● Task input:
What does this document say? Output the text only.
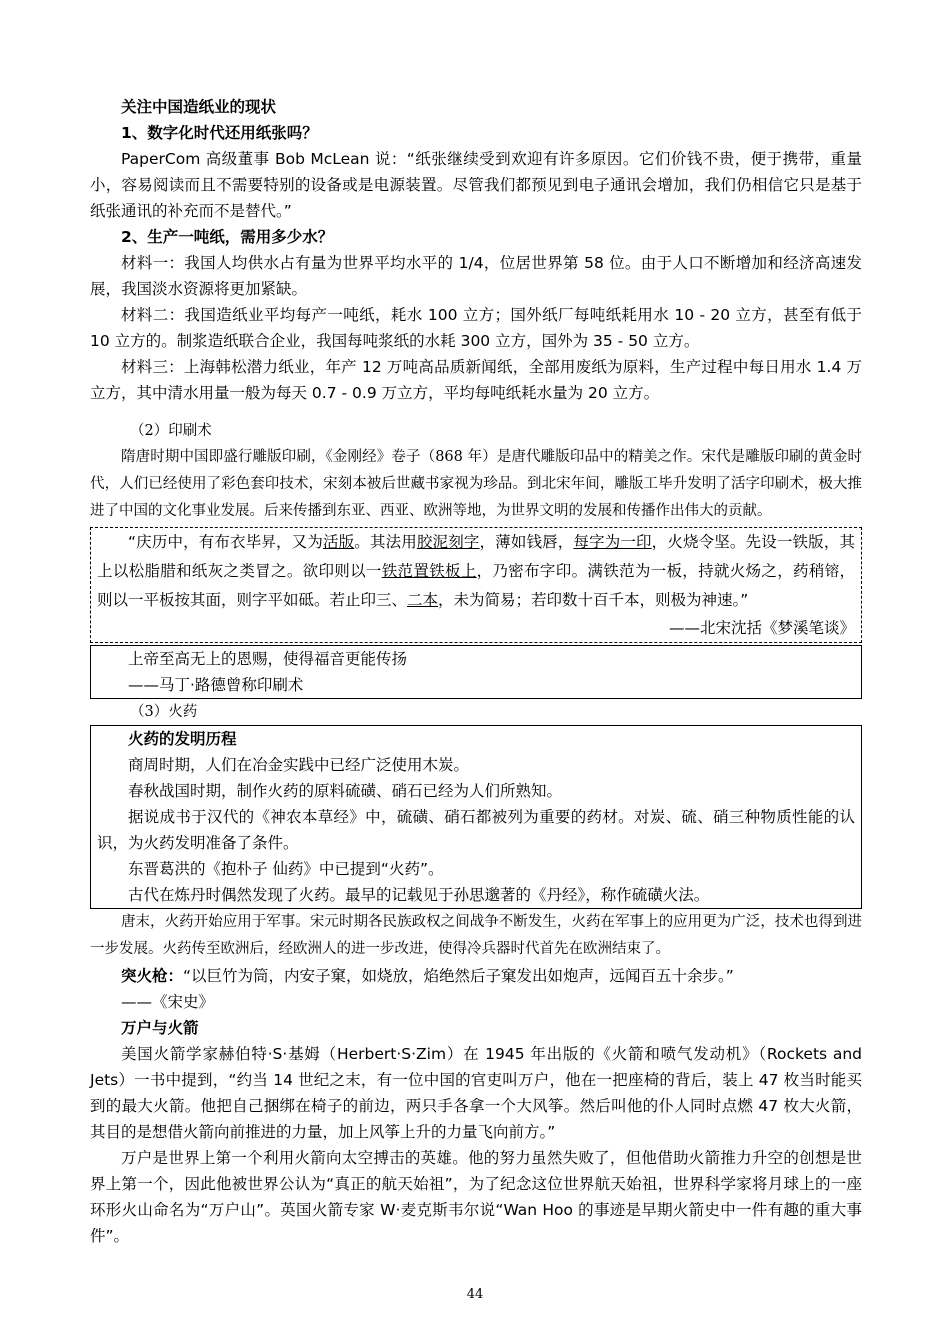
关注中国造纸业的现状

1、数字化时代还用纸张吗？

PaperCom 高级董事 Bob McLean 说：“纸张继续受到欢迎有许多原因。它们价钱不贵，便于携带，重量小，容易阅读而且不需要特别的设备或是电源装置。尽管我们都预见到电子通讯会增加，我们仍相信它只是基于纸张通讯的补充而不是替代。”

2、生产一吨纸，需用多少水？

材料一：我国人均供水占有量为世界平均水平的 1/4，位居世界第 58 位。由于人口不断增加和经济高速发展，我国淡水资源将更加紧缺。

材料二：我国造纸业平均每产一吨纸，耗水 100 立方；国外纸厂每吨纸耗用水 10 - 20 立方，甚至有低于 10 立方的。制浆造纸联合企业，我国每吨浆纸的水耗 300 立方，国外为 35 - 50 立方。

材料三：上海韩松潜力纸业，年产 12 万吨高品质新闻纸，全部用废纸为原料，生产过程中每日用水 1.4 万立方，其中清水用量一般为每天 0.7 - 0.9 万立方，平均每吨纸耗水量为 20 立方。

（2）印刷术

隋唐时期中国即盛行雕版印刷，《金刚经》卷子（868 年）是唐代雕版印品中的精美之作。宋代是雕版印刷的黄金时代，人们已经使用了彩色套印技术，宋刻本被后世藏书家视为珍品。到北宋年间，雕版工毕升发明了活字印刷术，极大推进了中国的文化事业发展。后来传播到东亚、西亚、欧洲等地，为世界文明的发展和传播作出伟大的贡献。

“庆历中，有布衣毕昇，又为活版。其法用胶泥刻字，薄如钱唇，每字为一印，火烧令坚。先设一铁版，其上以松脂腊和纸灰之类冒之。欲印则以一铁范置铁板上，乃密布字印。满铁范为一板，持就火炀之，药稍镕，则以一平板按其面，则字平如砥。若止印三、二本，未为简易；若印数十百千本，则极为神速。”

——北宋沈括《梦溪笔谈》

上帝至高无上的恩赐，使得福音更能传扬

——马丁·路德曾称印刷术

（3）火药

火药的发明历程

商周时期，人们在冶金实践中已经广泛使用木炭。

春秋战国时期，制作火药的原料硫磺、硝石已经为人们所熟知。

据说成书于汉代的《神农本草经》中，硫磺、硝石都被列为重要的药材。对炭、硫、硝三种物质性能的认识，为火药发明准备了条件。

东晋葛洪的《抱朴子 仙药》中已提到“火药”。

古代在炼丹时偶然发现了火药。最早的记载见于孙思邈著的《丹经》，称作硫磺火法。

唐末，火药开始应用于军事。宋元时期各民族政权之间战争不断发生，火药在军事上的应用更为广泛，技术也得到进一步发展。火药传至欧洲后，经欧洲人的进一步改进，使得冷兵器时代首先在欧洲结束了。

突火枪：“以巨竹为筒，内安子窠，如烧放，焰绝然后子窠发出如炮声，远闻百五十余步。”

——《宋史》

万户与火箭

美国火箭学家赫伯特·S·基姆（Herbert·S·Zim）在 1945 年出版的《火箭和喷气发动机》（Rockets and Jets）一书中提到，“约当 14 世纪之末，有一位中国的官吏叫万户，他在一把座椅的背后，装上 47 枚当时能买到的最大火箭。他把自己捆绑在椅子的前边，两只手各拿一个大风筝。然后叫他的仆人同时点燃 47 枚大火箭，其目的是想借火箭向前推进的力量，加上风筝上升的力量飞向前方。”

万户是世界上第一个利用火箭向太空搏击的英雄。他的努力虽然失败了，但他借助火箭推力升空的创想是世界上第一个，因此他被世界公认为“真正的航天始祖”，为了纪念这位世界航天始祖，世界科学家将月球上的一座环形火山命名为“万户山”。英国火箭专家 W·麦克斯韦尔说“Wan Hoo 的事迹是早期火箭史中一件有趣的重大事件”。

44
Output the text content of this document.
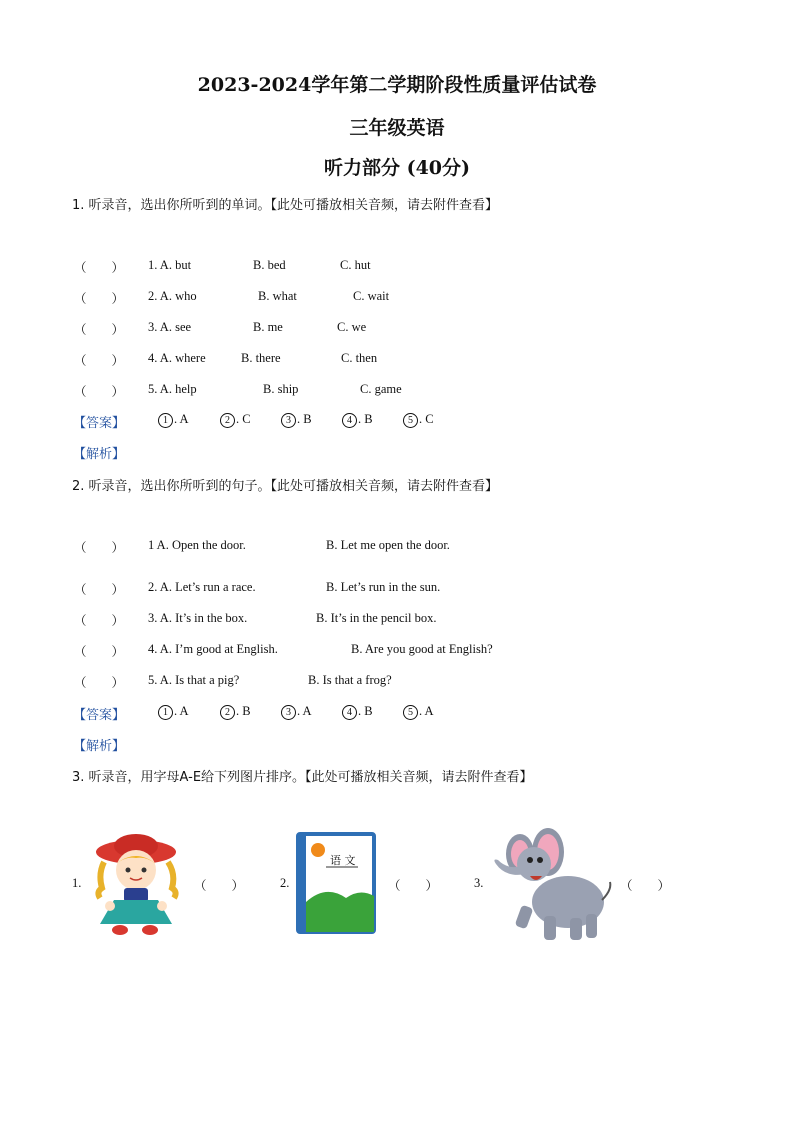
2023-2024学年第二学期阶段性质量评估试卷
三年级英语
听力部分 (40分)
1. 听录音，选出你所听到的单词。【此处可播放相关音频，请去附件查看】
（　　） 1. A. but	B. bed	C. hut
（　　） 2. A. who	B. what	C. wait
（　　） 3. A. see	B. me	C. we
（　　） 4. A. where	B. there	C. then
（　　） 5. A. help	B. ship	C. game
【答案】	1 . A	2 . C	3 . B	4 . B	5 . C
【解析】
2. 听录音，选出你所听到的句子。【此处可播放相关音频，请去附件查看】
（　　） 1 A. Open the door.	B. Let me open the door.
（　　） 2. A. Let’s run a race.	B. Let’s run in the sun.
（　　） 3. A. It’s in the box.	B. It’s in the pencil box.
（　　） 4. A. I’m good at English.	B. Are you good at English?
（　　） 5. A. Is that a pig?	B. Is that a frog?
【答案】	1 . A	2 . B	3 . A	4 . B	5 . A
【解析】
3. 听录音，用字母A-E给下列图片排序。【此处可播放相关音频，请去附件查看】
1.	（　　）	2.
语 文
（　　）	3.	（　　）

● To be done:
Output all of the entries verbatim, leaving out any images.

● Task response:
What does this document say? Output the text only.
关注中国造纸业的现状

1、数字化时代还用纸张吗？

PaperCom 高级董事 Bob McLean 说：“纸张继续受到欢迎有许多原因。它们价钱不贵，便于携带，重量小，容易阅读而且不需要特别的设备或是电源装置。尽管我们都预见到电子通讯会增加，我们仍相信它只是基于纸张通讯的补充而不是替代。”

2、生产一吨纸，需用多少水？

材料一：我国人均供水占有量为世界平均水平的 1/4，位居世界第 58 位。由于人口不断增加和经济高速发展，我国淡水资源将更加紧缺。

材料二：我国造纸业平均每产一吨纸，耗水 100 立方；国外纸厂每吨纸耗用水 10 - 20 立方，甚至有低于 10 立方的。制浆造纸联合企业，我国每吨浆纸的水耗 300 立方，国外为 35 - 50 立方。

材料三：上海韩松潜力纸业，年产 12 万吨高品质新闻纸，全部用废纸为原料，生产过程中每日用水 1.4 万立方，其中清水用量一般为每天 0.7 - 0.9 万立方，平均每吨纸耗水量为 20 立方。

（2）印刷术

隋唐时期中国即盛行雕版印刷，《金刚经》卷子（868 年）是唐代雕版印品中的精美之作。宋代是雕版印刷的黄金时代，人们已经使用了彩色套印技术，宋刻本被后世藏书家视为珍品。到北宋年间，雕版工毕升发明了活字印刷术，极大推进了中国的文化事业发展。后来传播到东亚、西亚、欧洲等地，为世界文明的发展和传播作出伟大的贡献。

“庆历中，有布衣毕昇，又为活版。其法用胶泥刻字，薄如钱唇，每字为一印，火烧令坚。先设一铁版，其上以松脂腊和纸灰之类冒之。欲印则以一铁范置铁板上，乃密布字印。满铁范为一板，持就火炀之，药稍镕，则以一平板按其面，则字平如砥。若止印三、二本，未为简易；若印数十百千本，则极为神速。”

——北宋沈括《梦溪笔谈》

上帝至高无上的恩赐，使得福音更能传扬

——马丁·路德曾称印刷术

（3）火药

火药的发明历程

商周时期，人们在冶金实践中已经广泛使用木炭。

春秋战国时期，制作火药的原料硫磺、硝石已经为人们所熟知。

据说成书于汉代的《神农本草经》中，硫磺、硝石都被列为重要的药材。对炭、硫、硝三种物质性能的认识，为火药发明准备了条件。

东晋葛洪的《抱朴子 仙药》中已提到“火药”。

古代在炼丹时偶然发现了火药。最早的记载见于孙思邈著的《丹经》，称作硫磺火法。

唐末，火药开始应用于军事。宋元时期各民族政权之间战争不断发生，火药在军事上的应用更为广泛，技术也得到进一步发展。火药传至欧洲后，经欧洲人的进一步改进，使得冷兵器时代首先在欧洲结束了。

突火枪：“以巨竹为筒，内安子窠，如烧放，焰绝然后子窠发出如炮声，远闻百五十余步。”

——《宋史》

万户与火箭

美国火箭学家赫伯特·S·基姆（Herbert·S·Zim）在 1945 年出版的《火箭和喷气发动机》（Rockets and Jets）一书中提到，“约当 14 世纪之末，有一位中国的官吏叫万户，他在一把座椅的背后，装上 47 枚当时能买到的最大火箭。他把自己捆绑在椅子的前边，两只手各拿一个大风筝。然后叫他的仆人同时点燃 47 枚大火箭，其目的是想借火箭向前推进的力量，加上风筝上升的力量飞向前方。”

万户是世界上第一个利用火箭向太空搏击的英雄。他的努力虽然失败了，但他借助火箭推力升空的创想是世界上第一个，因此他被世界公认为“真正的航天始祖”，为了纪念这位世界航天始祖，世界科学家将月球上的一座环形火山命名为“万户山”。英国火箭专家 W·麦克斯韦尔说“Wan Hoo 的事迹是早期火箭史中一件有趣的重大事件”。

44
Output the text content of this document.
2023-2024学年第二学期阶段性质量评估试卷
三年级英语
听力部分 (40分)
1. 听录音，选出你所听到的单词。【此处可播放相关音频，请去附件查看】
（　　） 1. A. but	B. bed	C. hut
（　　） 2. A. who	B. what	C. wait
（　　） 3. A. see	B. me	C. we
（　　） 4. A. where	B. there	C. then
（　　） 5. A. help	B. ship	C. game
【答案】	1 . A	2 . C	3 . B	4 . B	5 . C
【解析】
2. 听录音，选出你所听到的句子。【此处可播放相关音频，请去附件查看】
（　　） 1 A. Open the door.	B. Let me open the door.
（　　） 2. A. Let’s run a race.	B. Let’s run in the sun.
（　　） 3. A. It’s in the box.	B. It’s in the pencil box.
（　　） 4. A. I’m good at English.	B. Are you good at English?
（　　） 5. A. Is that a pig?	B. Is that a frog?
【答案】	1 . A	2 . B	3 . A	4 . B	5 . A
【解析】
3. 听录音，用字母A-E给下列图片排序。【此处可播放相关音频，请去附件查看】
1.	（　　）	2.
语 文
（　　）	3.	（　　）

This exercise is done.